EXTRACT:
= Complexity theory and organizations =

Application of complexity theory to strategy

Complexity theory and organizations, also called complexity strategy or complex adaptive organizations, is the use of the study of complexity systems in the field of strategic management and organizational studies. It draws from research in the natural sciences that examines uncertainty and non-linearity. Complexity theory emphasizes interactions and the accompanying feedback loops that constantly change systems. While it proposes that systems are unpredictable, they are also constrained by order-generating rules.

Complexity theory has been used in the fields of strategic management and organizational studies. Application areas include understanding how organizations or firms adapt to their environments and how they cope with conditions of uncertainty. Organizations have complex structures in that they are dynamic networks of interactions, and their relationships are not aggregations of the individual static entities. They are adaptive; in that, the individual and collective behavior mutate and self-organize corresponding to a change-initiating micro-event or collection of events.

== Key concepts ==

=== Complex adaptive systems ===
Organizations can be treated as complex adaptive systems (CAS) as they exhibit fundamental CAS principles like self-organization, complexity, emergence, interdependence, space of possibilities, co-evolution, chaos, and self-similarity.

CAS are contrasted with ordered and chaotic systems by the relationship that exists between the system and the agents which act within it. In an ordered system the level of constraint means that all agent behavior is limited to the rules of the system. In a chaotic system, the agents are unconstrained and susceptible to statistical and other analyses. In a CAS, the system and the agents co-evolve; the system lightly constrains agent behavior, but the agents modify the system by their interaction with it. This self-organizing nature is an important characteristic of CAS; and its ability to learn to adapt, differentiate it from other self-organizing systems.

Organizational environments can be viewed as complex adaptive systems where coevolution generally occurs near the edge of chaos, and it should maintain a balance between flexibility and stability to avoid organizational failure. As a response to coping with turbulent environments; businesses bring out flexibility, creativity, agility, and innovation near the edge of chaos; provided the organizational structure has sufficient decentralized, non-hierarchical network structures.

== Implications for organizational management ==
CAS approaches to strategy seek to understand the nature of system constraints and agent interaction and generally takes an evolutionary or naturalistic approach to strategy. Some research integrates computer simulation and organizational studies.

WRITTEN EXERCISE: From the complexity theory and organizations text, extract the passage starting with "Application of complexity" and going on through "by order-generating rules.", copying it word for word. The rows that follow aren't required for this.

PROVIDED MATERIAL:
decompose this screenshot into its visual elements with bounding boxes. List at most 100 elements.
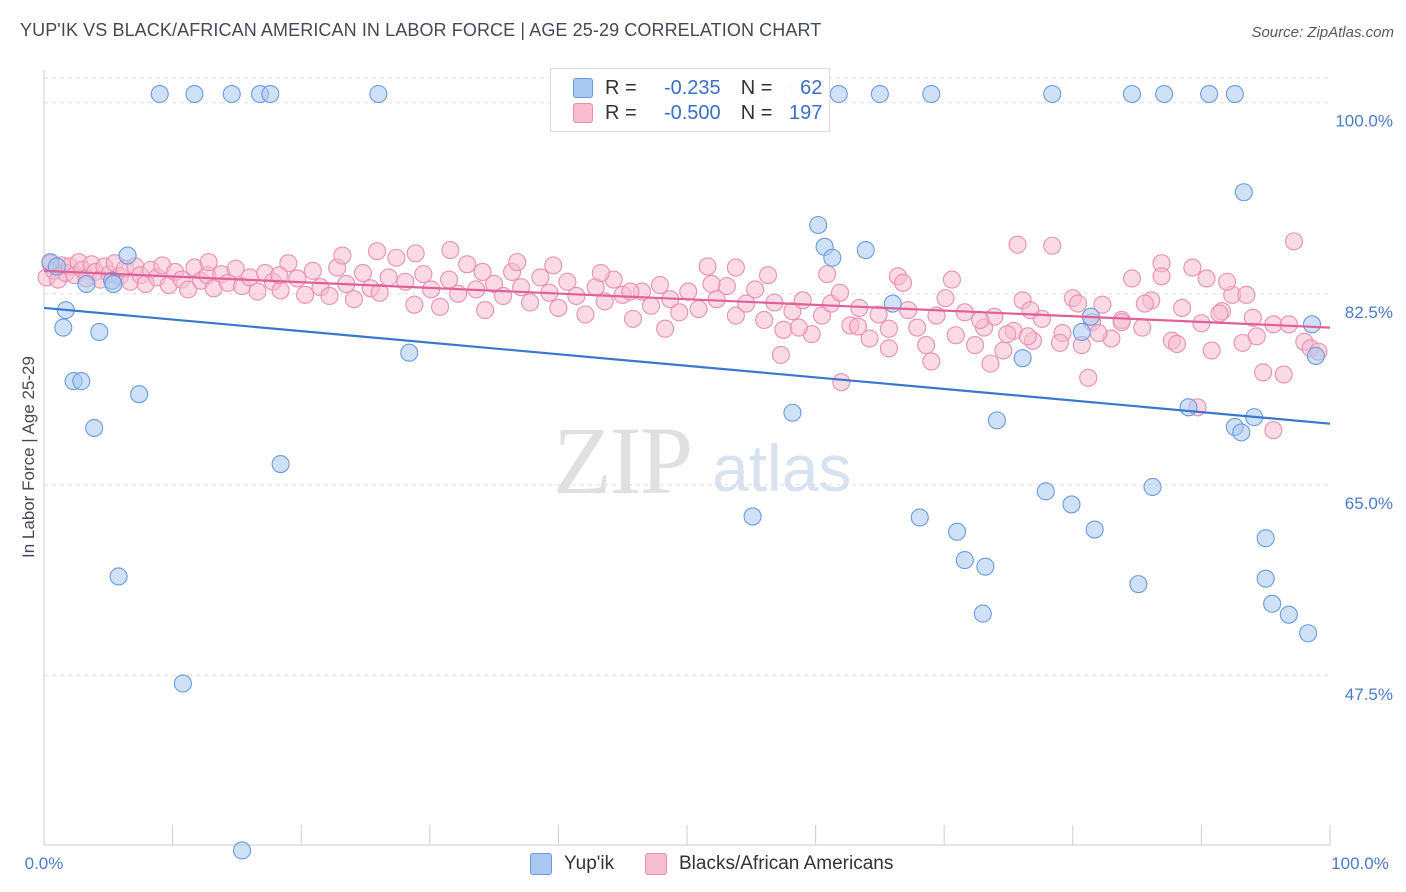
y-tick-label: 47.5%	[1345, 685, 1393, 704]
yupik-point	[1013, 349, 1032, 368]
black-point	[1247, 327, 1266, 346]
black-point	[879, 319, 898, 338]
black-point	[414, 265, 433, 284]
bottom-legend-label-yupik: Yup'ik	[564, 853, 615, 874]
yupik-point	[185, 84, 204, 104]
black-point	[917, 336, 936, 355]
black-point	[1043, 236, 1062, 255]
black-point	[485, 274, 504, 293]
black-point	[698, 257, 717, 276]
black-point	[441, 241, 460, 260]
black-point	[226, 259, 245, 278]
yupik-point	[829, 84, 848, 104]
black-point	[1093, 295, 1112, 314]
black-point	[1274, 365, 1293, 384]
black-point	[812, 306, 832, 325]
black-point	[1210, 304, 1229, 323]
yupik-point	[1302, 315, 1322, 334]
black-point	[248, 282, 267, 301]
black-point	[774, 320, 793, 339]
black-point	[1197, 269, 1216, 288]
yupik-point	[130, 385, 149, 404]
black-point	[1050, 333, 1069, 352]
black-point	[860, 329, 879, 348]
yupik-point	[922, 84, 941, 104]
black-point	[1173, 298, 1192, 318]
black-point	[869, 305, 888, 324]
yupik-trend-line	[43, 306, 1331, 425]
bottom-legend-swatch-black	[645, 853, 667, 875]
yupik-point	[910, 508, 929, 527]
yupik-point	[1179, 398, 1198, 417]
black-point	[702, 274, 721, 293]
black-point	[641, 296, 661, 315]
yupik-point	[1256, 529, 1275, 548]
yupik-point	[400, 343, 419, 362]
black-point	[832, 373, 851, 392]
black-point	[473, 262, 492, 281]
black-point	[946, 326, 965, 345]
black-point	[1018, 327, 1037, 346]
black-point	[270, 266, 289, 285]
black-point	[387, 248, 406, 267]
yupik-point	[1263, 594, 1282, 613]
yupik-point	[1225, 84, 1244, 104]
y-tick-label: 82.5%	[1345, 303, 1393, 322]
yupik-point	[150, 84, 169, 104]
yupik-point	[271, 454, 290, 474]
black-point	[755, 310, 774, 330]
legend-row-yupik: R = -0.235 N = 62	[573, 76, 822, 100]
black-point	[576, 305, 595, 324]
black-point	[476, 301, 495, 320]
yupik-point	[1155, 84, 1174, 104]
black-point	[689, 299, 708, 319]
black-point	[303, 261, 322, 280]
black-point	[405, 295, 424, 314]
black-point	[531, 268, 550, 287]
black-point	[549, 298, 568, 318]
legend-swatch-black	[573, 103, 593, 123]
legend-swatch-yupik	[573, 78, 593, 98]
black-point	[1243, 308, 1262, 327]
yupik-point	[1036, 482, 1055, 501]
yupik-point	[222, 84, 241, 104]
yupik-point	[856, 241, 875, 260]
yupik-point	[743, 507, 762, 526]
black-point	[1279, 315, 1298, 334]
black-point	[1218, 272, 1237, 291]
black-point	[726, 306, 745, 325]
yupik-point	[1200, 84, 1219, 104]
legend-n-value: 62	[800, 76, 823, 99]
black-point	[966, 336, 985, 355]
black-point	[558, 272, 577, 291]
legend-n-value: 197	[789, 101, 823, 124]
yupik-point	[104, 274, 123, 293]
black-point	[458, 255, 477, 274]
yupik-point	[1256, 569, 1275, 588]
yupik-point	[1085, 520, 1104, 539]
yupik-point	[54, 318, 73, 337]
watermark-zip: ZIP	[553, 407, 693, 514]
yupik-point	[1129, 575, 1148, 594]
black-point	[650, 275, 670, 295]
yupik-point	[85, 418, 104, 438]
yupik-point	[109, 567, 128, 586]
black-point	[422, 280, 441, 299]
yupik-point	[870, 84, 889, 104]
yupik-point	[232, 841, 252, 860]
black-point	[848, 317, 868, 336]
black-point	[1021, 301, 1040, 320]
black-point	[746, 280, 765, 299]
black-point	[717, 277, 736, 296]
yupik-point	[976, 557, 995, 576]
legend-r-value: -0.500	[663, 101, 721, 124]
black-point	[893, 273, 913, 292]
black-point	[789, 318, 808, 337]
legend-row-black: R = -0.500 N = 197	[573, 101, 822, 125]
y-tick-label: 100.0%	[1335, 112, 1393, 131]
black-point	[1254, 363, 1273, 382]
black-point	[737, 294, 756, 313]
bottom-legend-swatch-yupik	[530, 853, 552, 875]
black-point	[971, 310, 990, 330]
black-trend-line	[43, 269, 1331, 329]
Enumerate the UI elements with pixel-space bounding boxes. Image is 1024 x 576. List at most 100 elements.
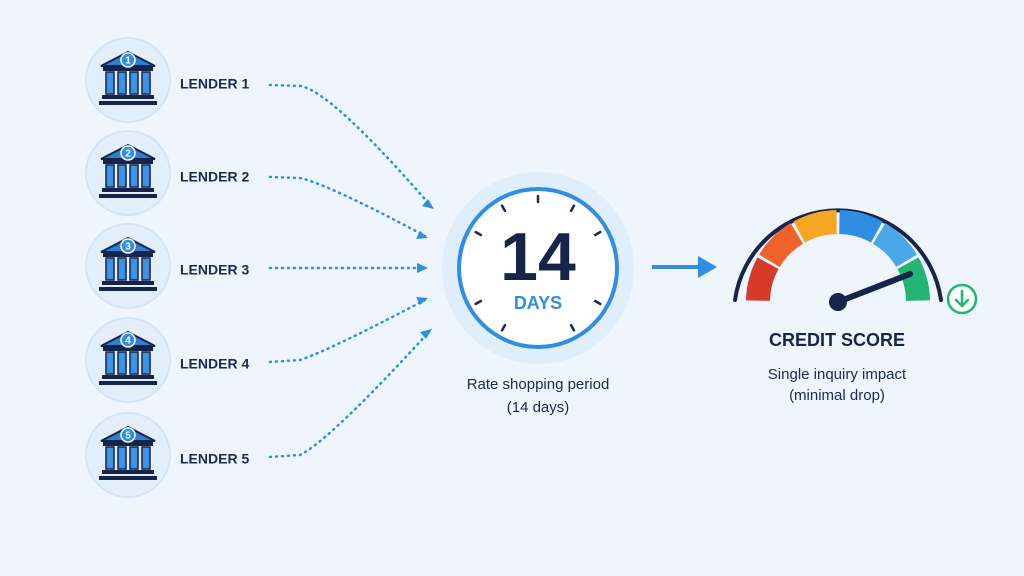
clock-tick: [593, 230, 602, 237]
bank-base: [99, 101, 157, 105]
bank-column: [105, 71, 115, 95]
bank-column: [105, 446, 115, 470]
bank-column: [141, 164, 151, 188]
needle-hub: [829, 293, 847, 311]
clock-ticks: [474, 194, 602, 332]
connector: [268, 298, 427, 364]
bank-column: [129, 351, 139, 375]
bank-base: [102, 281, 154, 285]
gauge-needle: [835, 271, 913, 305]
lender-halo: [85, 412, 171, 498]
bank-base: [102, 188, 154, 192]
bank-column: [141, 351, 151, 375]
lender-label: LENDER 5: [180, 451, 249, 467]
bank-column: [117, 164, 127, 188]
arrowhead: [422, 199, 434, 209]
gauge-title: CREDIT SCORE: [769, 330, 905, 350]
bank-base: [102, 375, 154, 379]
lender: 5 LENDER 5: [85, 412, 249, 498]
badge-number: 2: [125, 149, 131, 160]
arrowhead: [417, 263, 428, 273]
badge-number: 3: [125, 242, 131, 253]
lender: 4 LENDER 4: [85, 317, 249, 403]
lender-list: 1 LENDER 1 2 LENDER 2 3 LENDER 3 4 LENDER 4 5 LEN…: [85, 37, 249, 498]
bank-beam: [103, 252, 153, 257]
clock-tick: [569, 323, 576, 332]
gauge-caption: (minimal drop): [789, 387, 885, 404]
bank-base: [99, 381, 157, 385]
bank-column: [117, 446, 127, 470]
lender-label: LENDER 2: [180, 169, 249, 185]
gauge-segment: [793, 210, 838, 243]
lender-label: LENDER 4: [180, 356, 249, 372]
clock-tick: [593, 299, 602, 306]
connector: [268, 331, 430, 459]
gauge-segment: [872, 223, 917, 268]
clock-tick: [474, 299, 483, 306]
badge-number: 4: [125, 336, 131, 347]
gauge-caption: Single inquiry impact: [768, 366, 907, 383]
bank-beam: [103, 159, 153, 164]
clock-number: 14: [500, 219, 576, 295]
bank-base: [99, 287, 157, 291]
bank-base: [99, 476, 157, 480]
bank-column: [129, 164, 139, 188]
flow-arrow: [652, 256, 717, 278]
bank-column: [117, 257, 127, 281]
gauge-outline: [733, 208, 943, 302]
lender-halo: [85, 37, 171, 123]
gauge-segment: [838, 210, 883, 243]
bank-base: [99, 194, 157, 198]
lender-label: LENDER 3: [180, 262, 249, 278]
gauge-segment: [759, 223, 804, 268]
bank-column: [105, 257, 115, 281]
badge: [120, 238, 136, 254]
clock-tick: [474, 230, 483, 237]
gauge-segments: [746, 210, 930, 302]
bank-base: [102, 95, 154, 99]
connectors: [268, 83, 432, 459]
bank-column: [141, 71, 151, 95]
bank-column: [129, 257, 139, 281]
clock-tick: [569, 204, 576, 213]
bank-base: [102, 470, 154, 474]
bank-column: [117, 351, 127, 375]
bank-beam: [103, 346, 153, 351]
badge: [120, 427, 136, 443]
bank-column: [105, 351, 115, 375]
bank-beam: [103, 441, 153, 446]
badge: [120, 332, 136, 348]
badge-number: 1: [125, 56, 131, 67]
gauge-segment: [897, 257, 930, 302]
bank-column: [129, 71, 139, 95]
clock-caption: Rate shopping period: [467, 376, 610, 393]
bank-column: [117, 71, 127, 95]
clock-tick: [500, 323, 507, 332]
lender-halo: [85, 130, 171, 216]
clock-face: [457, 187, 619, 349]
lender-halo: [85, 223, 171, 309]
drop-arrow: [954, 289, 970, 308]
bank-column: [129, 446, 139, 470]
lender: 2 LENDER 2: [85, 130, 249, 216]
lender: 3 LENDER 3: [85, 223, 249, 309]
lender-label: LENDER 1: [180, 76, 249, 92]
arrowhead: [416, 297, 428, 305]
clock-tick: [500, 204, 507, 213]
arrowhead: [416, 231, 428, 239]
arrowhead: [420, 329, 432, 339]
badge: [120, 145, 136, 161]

THE RESPONSE:
Application of complexity theory to strategy

Complexity theory and organizations, also called complexity strategy or complex adaptive organizations, is the use of the study of complexity systems in the field of strategic management and organizational studies. It draws from research in the natural sciences that examines uncertainty and non-linearity. Complexity theory emphasizes interactions and the accompanying feedback loops that constantly change systems. While it proposes that systems are unpredictable, they are also constrained by order-generating rules.